** BEGIN MATERIAL SHOWN **

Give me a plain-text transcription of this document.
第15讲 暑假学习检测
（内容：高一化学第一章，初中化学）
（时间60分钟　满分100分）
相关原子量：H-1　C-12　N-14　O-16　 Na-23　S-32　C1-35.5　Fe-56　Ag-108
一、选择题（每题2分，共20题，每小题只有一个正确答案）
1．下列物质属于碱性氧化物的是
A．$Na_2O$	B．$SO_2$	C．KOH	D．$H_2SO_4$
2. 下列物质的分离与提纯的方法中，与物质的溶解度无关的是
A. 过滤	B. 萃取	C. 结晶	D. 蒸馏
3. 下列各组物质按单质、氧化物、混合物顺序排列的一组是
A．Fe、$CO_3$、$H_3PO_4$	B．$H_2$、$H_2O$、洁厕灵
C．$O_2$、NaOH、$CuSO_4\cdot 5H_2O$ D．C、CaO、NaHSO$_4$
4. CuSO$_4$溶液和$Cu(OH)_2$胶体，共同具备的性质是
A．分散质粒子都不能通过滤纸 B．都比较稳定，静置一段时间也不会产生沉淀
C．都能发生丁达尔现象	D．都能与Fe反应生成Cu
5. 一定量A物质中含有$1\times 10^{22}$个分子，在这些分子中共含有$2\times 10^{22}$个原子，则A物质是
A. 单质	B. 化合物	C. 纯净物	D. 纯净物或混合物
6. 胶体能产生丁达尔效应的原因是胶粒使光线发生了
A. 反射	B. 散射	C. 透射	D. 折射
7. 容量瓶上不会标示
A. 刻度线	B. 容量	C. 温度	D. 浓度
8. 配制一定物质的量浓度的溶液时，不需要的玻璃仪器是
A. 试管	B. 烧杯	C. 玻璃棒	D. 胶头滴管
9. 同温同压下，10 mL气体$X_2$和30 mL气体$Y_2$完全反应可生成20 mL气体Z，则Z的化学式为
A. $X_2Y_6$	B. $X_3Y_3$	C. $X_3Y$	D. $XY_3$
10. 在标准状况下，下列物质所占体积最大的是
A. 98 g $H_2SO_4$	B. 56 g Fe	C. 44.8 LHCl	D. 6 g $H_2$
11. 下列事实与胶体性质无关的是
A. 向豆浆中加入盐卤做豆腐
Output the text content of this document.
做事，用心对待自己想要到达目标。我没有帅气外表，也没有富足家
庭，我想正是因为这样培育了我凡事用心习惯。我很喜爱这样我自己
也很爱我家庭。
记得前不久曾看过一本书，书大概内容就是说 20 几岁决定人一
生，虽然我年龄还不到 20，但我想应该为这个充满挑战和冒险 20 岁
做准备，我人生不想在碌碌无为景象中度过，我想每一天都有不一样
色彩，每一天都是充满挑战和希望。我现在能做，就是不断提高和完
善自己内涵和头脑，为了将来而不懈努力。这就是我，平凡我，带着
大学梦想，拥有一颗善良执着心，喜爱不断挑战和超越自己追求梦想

** END MATERIAL SHOWN **

### [DIRECTIONS]
Reproduce the material precisely, including every line.

### [THE COMPLETED TASK]
Give me a plain-text transcription of this document.
第15讲 暑假学习检测
（内容：高一化学第一章，初中化学）
（时间60分钟　满分100分）
相关原子量：H-1　C-12　N-14　O-16　 Na-23　S-32　C1-35.5　Fe-56　Ag-108
一、选择题（每题2分，共20题，每小题只有一个正确答案）
1．下列物质属于碱性氧化物的是
A．$Na_2O$	B．$SO_2$	C．KOH	D．$H_2SO_4$
2. 下列物质的分离与提纯的方法中，与物质的溶解度无关的是
A. 过滤	B. 萃取	C. 结晶	D. 蒸馏
3. 下列各组物质按单质、氧化物、混合物顺序排列的一组是
A．Fe、$CO_3$、$H_3PO_4$	B．$H_2$、$H_2O$、洁厕灵
C．$O_2$、NaOH、$CuSO_4\cdot 5H_2O$ D．C、CaO、NaHSO$_4$
4. CuSO$_4$溶液和$Cu(OH)_2$胶体，共同具备的性质是
A．分散质粒子都不能通过滤纸 B．都比较稳定，静置一段时间也不会产生沉淀
C．都能发生丁达尔现象	D．都能与Fe反应生成Cu
5. 一定量A物质中含有$1\times 10^{22}$个分子，在这些分子中共含有$2\times 10^{22}$个原子，则A物质是
A. 单质	B. 化合物	C. 纯净物	D. 纯净物或混合物
6. 胶体能产生丁达尔效应的原因是胶粒使光线发生了
A. 反射	B. 散射	C. 透射	D. 折射
7. 容量瓶上不会标示
A. 刻度线	B. 容量	C. 温度	D. 浓度
8. 配制一定物质的量浓度的溶液时，不需要的玻璃仪器是
A. 试管	B. 烧杯	C. 玻璃棒	D. 胶头滴管
9. 同温同压下，10 mL气体$X_2$和30 mL气体$Y_2$完全反应可生成20 mL气体Z，则Z的化学式为
A. $X_2Y_6$	B. $X_3Y_3$	C. $X_3Y$	D. $XY_3$
10. 在标准状况下，下列物质所占体积最大的是
A. 98 g $H_2SO_4$	B. 56 g Fe	C. 44.8 LHCl	D. 6 g $H_2$
11. 下列事实与胶体性质无关的是
A. 向豆浆中加入盐卤做豆腐
Output the text content of this document.
做事，用心对待自己想要到达目标。我没有帅气外表，也没有富足家
庭，我想正是因为这样培育了我凡事用心习惯。我很喜爱这样我自己
也很爱我家庭。
记得前不久曾看过一本书，书大概内容就是说 20 几岁决定人一
生，虽然我年龄还不到 20，但我想应该为这个充满挑战和冒险 20 岁
做准备，我人生不想在碌碌无为景象中度过，我想每一天都有不一样
色彩，每一天都是充满挑战和希望。我现在能做，就是不断提高和完
善自己内涵和头脑，为了将来而不懈努力。这就是我，平凡我，带着
大学梦想，拥有一颗善良执着心，喜爱不断挑战和超越自己追求梦想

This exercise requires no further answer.